WHAT IS REQUIRED
The data below should be printed in full, exactly, and without any of its images.
━━━━━━━━━━━━━━━━
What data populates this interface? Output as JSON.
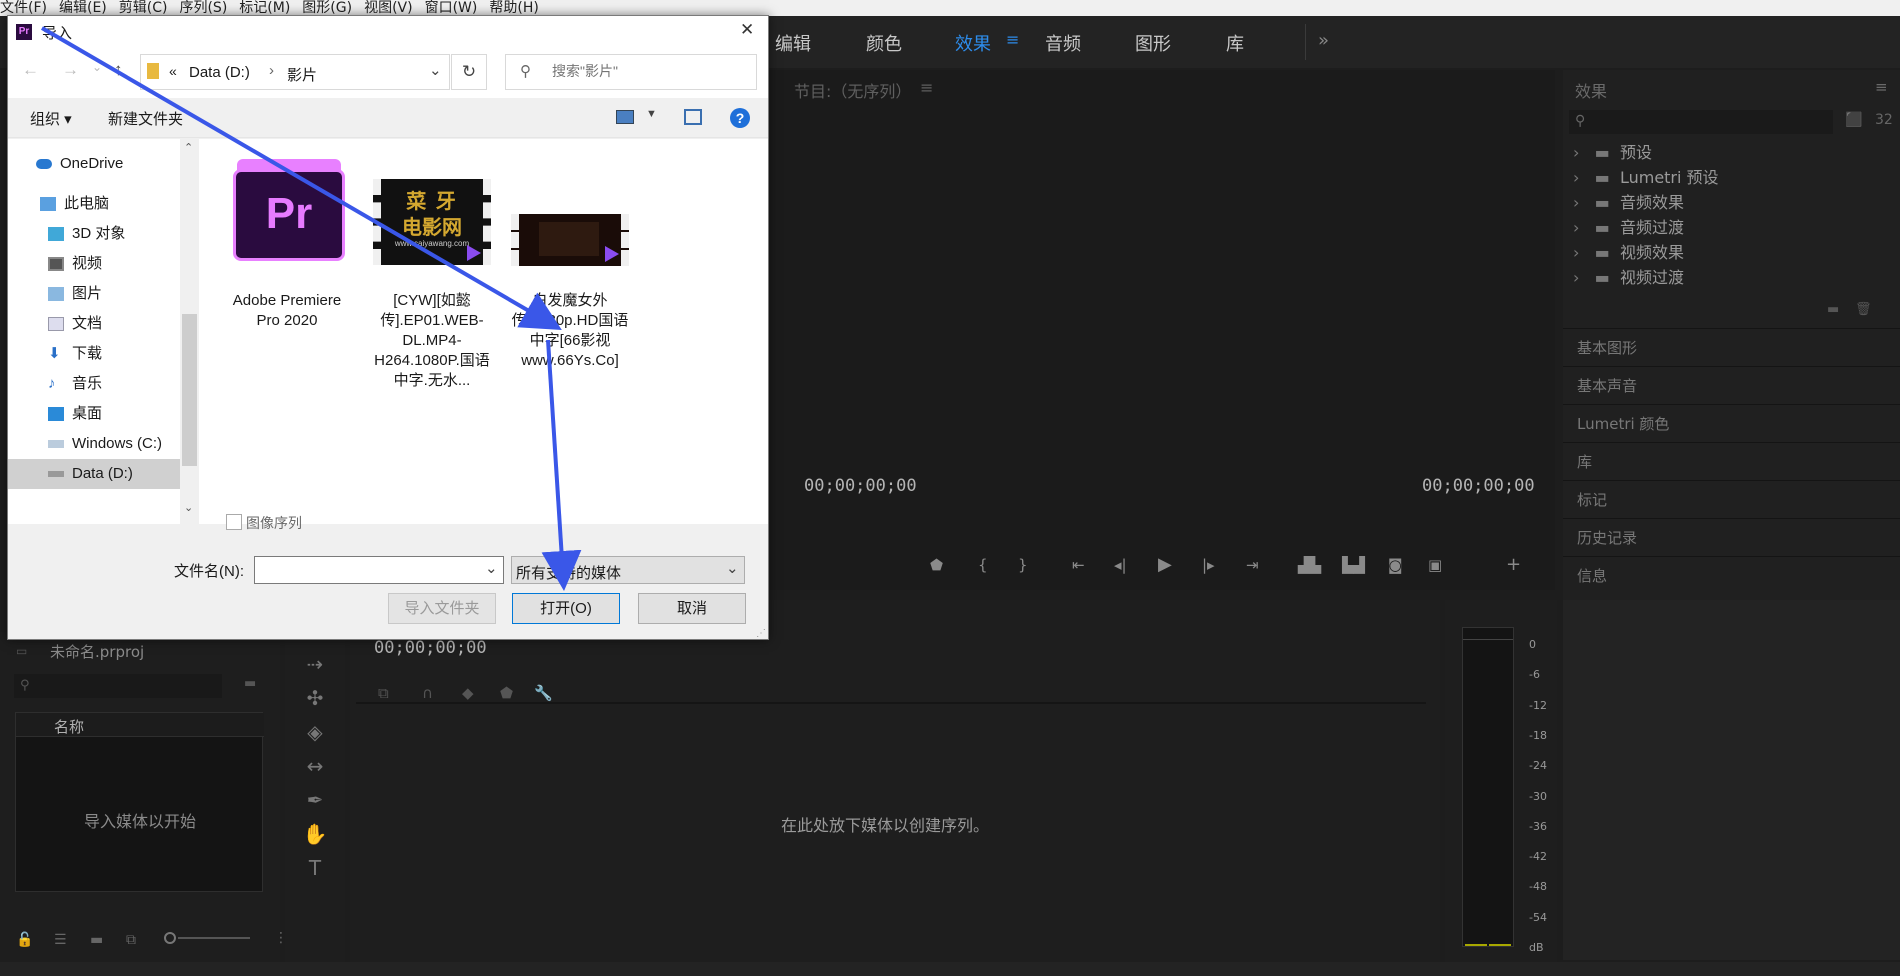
{
  "menu": [
    "文件(F)",
    "编辑(E)",
    "剪辑(C)",
    "序列(S)",
    "标记(M)",
    "图形(G)",
    "视图(V)",
    "窗口(W)",
    "帮助(H)"
  ],
  "workspace_tabs": [
    "编辑",
    "颜色",
    "效果",
    "音频",
    "图形",
    "库"
  ],
  "workspace_more": "»",
  "workspace_active_menu": "≡",
  "program": {
    "title": "节目:（无序列）",
    "menu": "≡",
    "tc_left": "00;00;00;00",
    "tc_right": "00;00;00;00"
  },
  "effects": {
    "title": "效果",
    "menu": "≡",
    "items": [
      "预设",
      "Lumetri 预设",
      "音频效果",
      "音频过渡",
      "视频效果",
      "视频过渡"
    ],
    "sections": [
      "基本图形",
      "基本声音",
      "Lumetri 颜色",
      "库",
      "标记",
      "历史记录",
      "信息"
    ]
  },
  "project": {
    "name": "未命名.prproj",
    "column": "名称",
    "empty": "导入媒体以开始"
  },
  "timeline": {
    "tc": "00;00;00;00",
    "empty": "在此处放下媒体以创建序列。"
  },
  "meter": {
    "labels": [
      "0",
      "-6",
      "-12",
      "-18",
      "-24",
      "-30",
      "-36",
      "-42",
      "-48",
      "-54",
      "dB"
    ]
  },
  "dialog": {
    "title": "导入",
    "pr_badge": "Pr",
    "close": "✕",
    "breadcrumb": {
      "sep": "«",
      "drive": "Data (D:)",
      "arrow": "›",
      "folder": "影片"
    },
    "search_placeholder": "搜索\"影片\"",
    "organize": "组织 ▾",
    "new_folder": "新建文件夹",
    "help": "?",
    "nav": [
      "OneDrive",
      "此电脑",
      "3D 对象",
      "视频",
      "图片",
      "文档",
      "下载",
      "音乐",
      "桌面",
      "Windows (C:)",
      "Data (D:)"
    ],
    "files": [
      {
        "label": "Adobe Premiere Pro 2020",
        "thumb": "Pr"
      },
      {
        "label": "[CYW][如懿传].EP01.WEB-DL.MP4-H264.1080P.国语中字.无水...",
        "thumb_line1": "菜 牙",
        "thumb_line2": "电影网",
        "thumb_url": "www.caiyawang.com"
      },
      {
        "label": "白发魔女外传.1080p.HD国语中字[66影视www.66Ys.Co]"
      }
    ],
    "image_sequence": "图像序列",
    "filename_label": "文件名(N):",
    "filename_value": "",
    "filetype": "所有支持的媒体",
    "btn_import_folder": "导入文件夹",
    "btn_open": "打开(O)",
    "btn_cancel": "取消"
  },
  "colors": {
    "accent": "#2d8ceb",
    "arrow": "#3a57e8",
    "pr_purple": "#2a0b3f",
    "pr_text": "#e77bff"
  }
}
━━━━━━━━━━━━━━━━
FULL RESPONSE
What data populates this interface? Output as JSON.
{
  "menu": [
    "文件(F)",
    "编辑(E)",
    "剪辑(C)",
    "序列(S)",
    "标记(M)",
    "图形(G)",
    "视图(V)",
    "窗口(W)",
    "帮助(H)"
  ],
  "workspace_tabs": [
    "编辑",
    "颜色",
    "效果",
    "音频",
    "图形",
    "库"
  ],
  "workspace_more": "»",
  "workspace_active_menu": "≡",
  "program": {
    "title": "节目:（无序列）",
    "menu": "≡",
    "tc_left": "00;00;00;00",
    "tc_right": "00;00;00;00"
  },
  "effects": {
    "title": "效果",
    "menu": "≡",
    "items": [
      "预设",
      "Lumetri 预设",
      "音频效果",
      "音频过渡",
      "视频效果",
      "视频过渡"
    ],
    "sections": [
      "基本图形",
      "基本声音",
      "Lumetri 颜色",
      "库",
      "标记",
      "历史记录",
      "信息"
    ]
  },
  "project": {
    "name": "未命名.prproj",
    "column": "名称",
    "empty": "导入媒体以开始"
  },
  "timeline": {
    "tc": "00;00;00;00",
    "empty": "在此处放下媒体以创建序列。"
  },
  "meter": {
    "labels": [
      "0",
      "-6",
      "-12",
      "-18",
      "-24",
      "-30",
      "-36",
      "-42",
      "-48",
      "-54",
      "dB"
    ]
  },
  "dialog": {
    "title": "导入",
    "pr_badge": "Pr",
    "close": "✕",
    "breadcrumb": {
      "sep": "«",
      "drive": "Data (D:)",
      "arrow": "›",
      "folder": "影片"
    },
    "search_placeholder": "搜索\"影片\"",
    "organize": "组织 ▾",
    "new_folder": "新建文件夹",
    "help": "?",
    "nav": [
      "OneDrive",
      "此电脑",
      "3D 对象",
      "视频",
      "图片",
      "文档",
      "下载",
      "音乐",
      "桌面",
      "Windows (C:)",
      "Data (D:)"
    ],
    "files": [
      {
        "label": "Adobe Premiere Pro 2020",
        "thumb": "Pr"
      },
      {
        "label": "[CYW][如懿传].EP01.WEB-DL.MP4-H264.1080P.国语中字.无水...",
        "thumb_line1": "菜 牙",
        "thumb_line2": "电影网",
        "thumb_url": "www.caiyawang.com"
      },
      {
        "label": "白发魔女外传.1080p.HD国语中字[66影视www.66Ys.Co]"
      }
    ],
    "image_sequence": "图像序列",
    "filename_label": "文件名(N):",
    "filename_value": "",
    "filetype": "所有支持的媒体",
    "btn_import_folder": "导入文件夹",
    "btn_open": "打开(O)",
    "btn_cancel": "取消"
  },
  "colors": {
    "accent": "#2d8ceb",
    "arrow": "#3a57e8",
    "pr_purple": "#2a0b3f",
    "pr_text": "#e77bff"
  }
}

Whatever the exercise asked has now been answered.